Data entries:

┌──

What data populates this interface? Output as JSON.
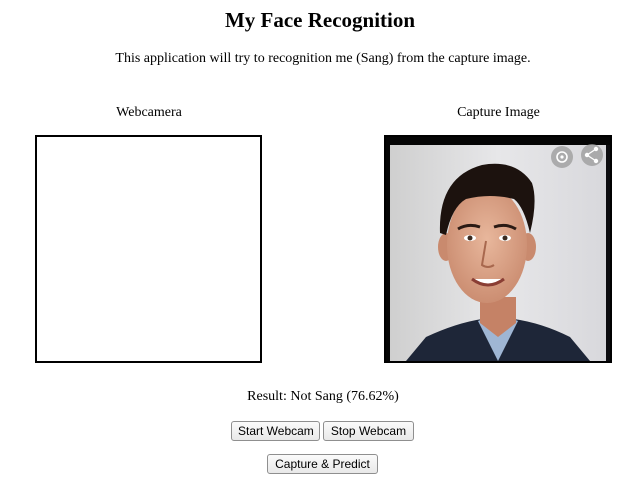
{
  "page": {
    "title": "My Face Recognition",
    "subtitle": "This application will try to recognition me (Sang) from the capture image."
  },
  "webcam": {
    "label": "Webcamera"
  },
  "capture": {
    "label": "Capture Image"
  },
  "result": {
    "text": "Result: Not Sang (76.62%)"
  },
  "buttons": {
    "start_webcam": "Start Webcam",
    "stop_webcam": "Stop Webcam",
    "capture_predict": "Capture & Predict"
  },
  "icons": {
    "capture_overlay": [
      "focus-icon",
      "share-icon"
    ]
  },
  "colors": {
    "frame_border": "#000000",
    "button_border": "#8f8f8f"
  }
}
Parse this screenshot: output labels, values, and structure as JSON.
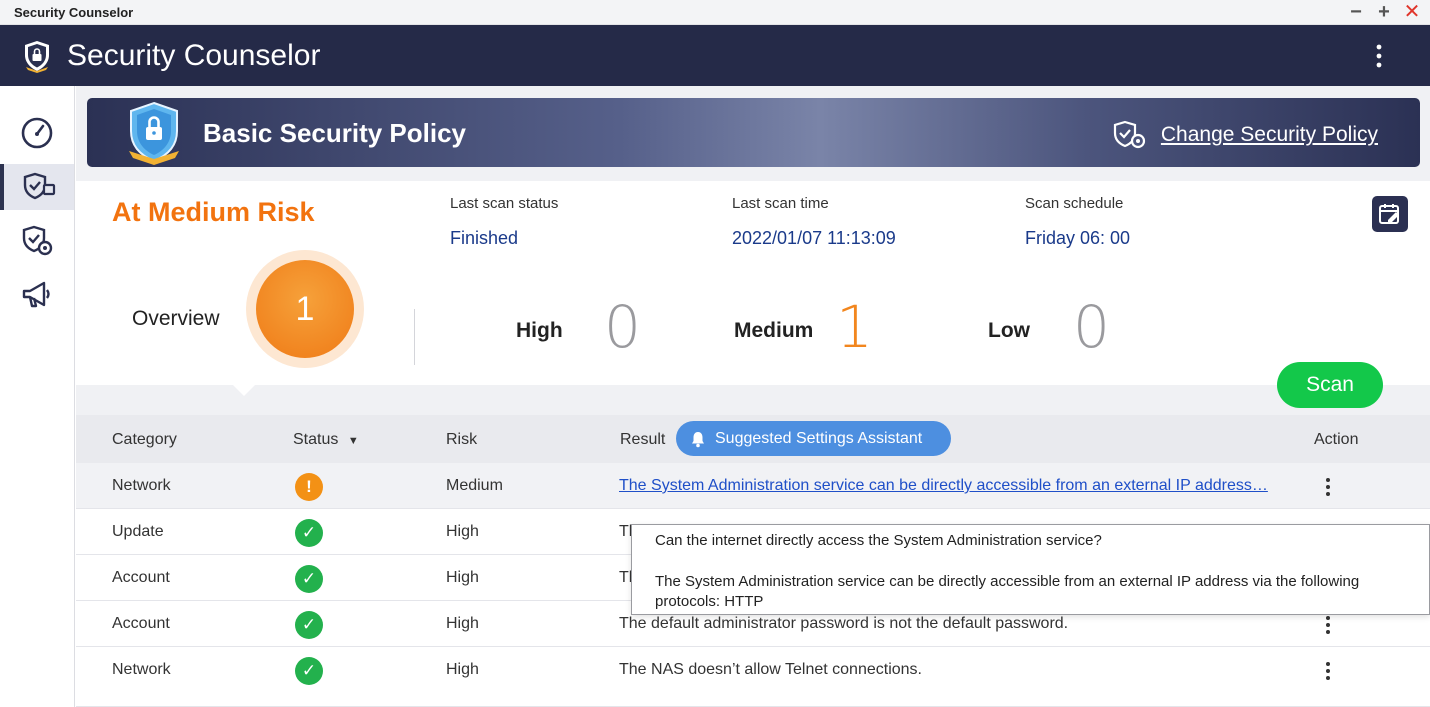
{
  "window": {
    "title": "Security Counselor",
    "minimize": "−",
    "maximize": "+",
    "close": "✕"
  },
  "app": {
    "title": "Security Counselor"
  },
  "sidebar": {
    "items": [
      {
        "name": "overview",
        "icon": "gauge-icon"
      },
      {
        "name": "security-checkup",
        "icon": "shield-check-icon",
        "active": true
      },
      {
        "name": "settings",
        "icon": "shield-gear-icon"
      },
      {
        "name": "announcements",
        "icon": "megaphone-icon"
      }
    ]
  },
  "policy": {
    "title": "Basic Security Policy",
    "change_link": "Change Security Policy"
  },
  "overview": {
    "risk_title": "At Medium Risk",
    "last_scan_status_label": "Last scan status",
    "last_scan_status": "Finished",
    "last_scan_time_label": "Last scan time",
    "last_scan_time": "2022/01/07 11:13:09",
    "schedule_label": "Scan schedule",
    "schedule": "Friday 06: 00",
    "overview_label": "Overview",
    "total": "1",
    "high_label": "High",
    "high_count": "0",
    "medium_label": "Medium",
    "medium_count": "1",
    "low_label": "Low",
    "low_count": "0",
    "scan_button": "Scan"
  },
  "table": {
    "headers": {
      "category": "Category",
      "status": "Status",
      "status_sort": "▼",
      "risk": "Risk",
      "result": "Result",
      "action": "Action"
    },
    "assistant_button": "Suggested Settings Assistant",
    "rows": [
      {
        "category": "Network",
        "status": "warning",
        "status_glyph": "!",
        "risk": "Medium",
        "result": "The System Administration service can be directly accessible from an external IP address…"
      },
      {
        "category": "Update",
        "status": "ok",
        "status_glyph": "✓",
        "risk": "High",
        "result": "Th"
      },
      {
        "category": "Account",
        "status": "ok",
        "status_glyph": "✓",
        "risk": "High",
        "result": "Th"
      },
      {
        "category": "Account",
        "status": "ok",
        "status_glyph": "✓",
        "risk": "High",
        "result": "The default administrator password is not the default password."
      },
      {
        "category": "Network",
        "status": "ok",
        "status_glyph": "✓",
        "risk": "High",
        "result": "The NAS doesn’t allow Telnet connections."
      }
    ]
  },
  "tooltip": {
    "question": "Can the internet directly access the System Administration service?",
    "answer": "The System Administration service can be directly accessible from an external IP address via the following protocols: HTTP"
  }
}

└──

== Exercise requirements ==
Reproduce all the entries that precede this task, word for word, minus any pictures.

== Correct output ==
What data populates this interface? Output as JSON.
{
  "page": {
    "title": "My Face Recognition",
    "subtitle": "This application will try to recognition me (Sang) from the capture image."
  },
  "webcam": {
    "label": "Webcamera"
  },
  "capture": {
    "label": "Capture Image"
  },
  "result": {
    "text": "Result: Not Sang (76.62%)"
  },
  "buttons": {
    "start_webcam": "Start Webcam",
    "stop_webcam": "Stop Webcam",
    "capture_predict": "Capture & Predict"
  },
  "icons": {
    "capture_overlay": [
      "focus-icon",
      "share-icon"
    ]
  },
  "colors": {
    "frame_border": "#000000",
    "button_border": "#8f8f8f"
  }
}
Parse this screenshot: output labels, values, and structure as JSON.
{
  "window": {
    "title": "Security Counselor",
    "minimize": "−",
    "maximize": "+",
    "close": "✕"
  },
  "app": {
    "title": "Security Counselor"
  },
  "sidebar": {
    "items": [
      {
        "name": "overview",
        "icon": "gauge-icon"
      },
      {
        "name": "security-checkup",
        "icon": "shield-check-icon",
        "active": true
      },
      {
        "name": "settings",
        "icon": "shield-gear-icon"
      },
      {
        "name": "announcements",
        "icon": "megaphone-icon"
      }
    ]
  },
  "policy": {
    "title": "Basic Security Policy",
    "change_link": "Change Security Policy"
  },
  "overview": {
    "risk_title": "At Medium Risk",
    "last_scan_status_label": "Last scan status",
    "last_scan_status": "Finished",
    "last_scan_time_label": "Last scan time",
    "last_scan_time": "2022/01/07 11:13:09",
    "schedule_label": "Scan schedule",
    "schedule": "Friday 06: 00",
    "overview_label": "Overview",
    "total": "1",
    "high_label": "High",
    "high_count": "0",
    "medium_label": "Medium",
    "medium_count": "1",
    "low_label": "Low",
    "low_count": "0",
    "scan_button": "Scan"
  },
  "table": {
    "headers": {
      "category": "Category",
      "status": "Status",
      "status_sort": "▼",
      "risk": "Risk",
      "result": "Result",
      "action": "Action"
    },
    "assistant_button": "Suggested Settings Assistant",
    "rows": [
      {
        "category": "Network",
        "status": "warning",
        "status_glyph": "!",
        "risk": "Medium",
        "result": "The System Administration service can be directly accessible from an external IP address…"
      },
      {
        "category": "Update",
        "status": "ok",
        "status_glyph": "✓",
        "risk": "High",
        "result": "Th"
      },
      {
        "category": "Account",
        "status": "ok",
        "status_glyph": "✓",
        "risk": "High",
        "result": "Th"
      },
      {
        "category": "Account",
        "status": "ok",
        "status_glyph": "✓",
        "risk": "High",
        "result": "The default administrator password is not the default password."
      },
      {
        "category": "Network",
        "status": "ok",
        "status_glyph": "✓",
        "risk": "High",
        "result": "The NAS doesn’t allow Telnet connections."
      }
    ]
  },
  "tooltip": {
    "question": "Can the internet directly access the System Administration service?",
    "answer": "The System Administration service can be directly accessible from an external IP address via the following protocols: HTTP"
  }
}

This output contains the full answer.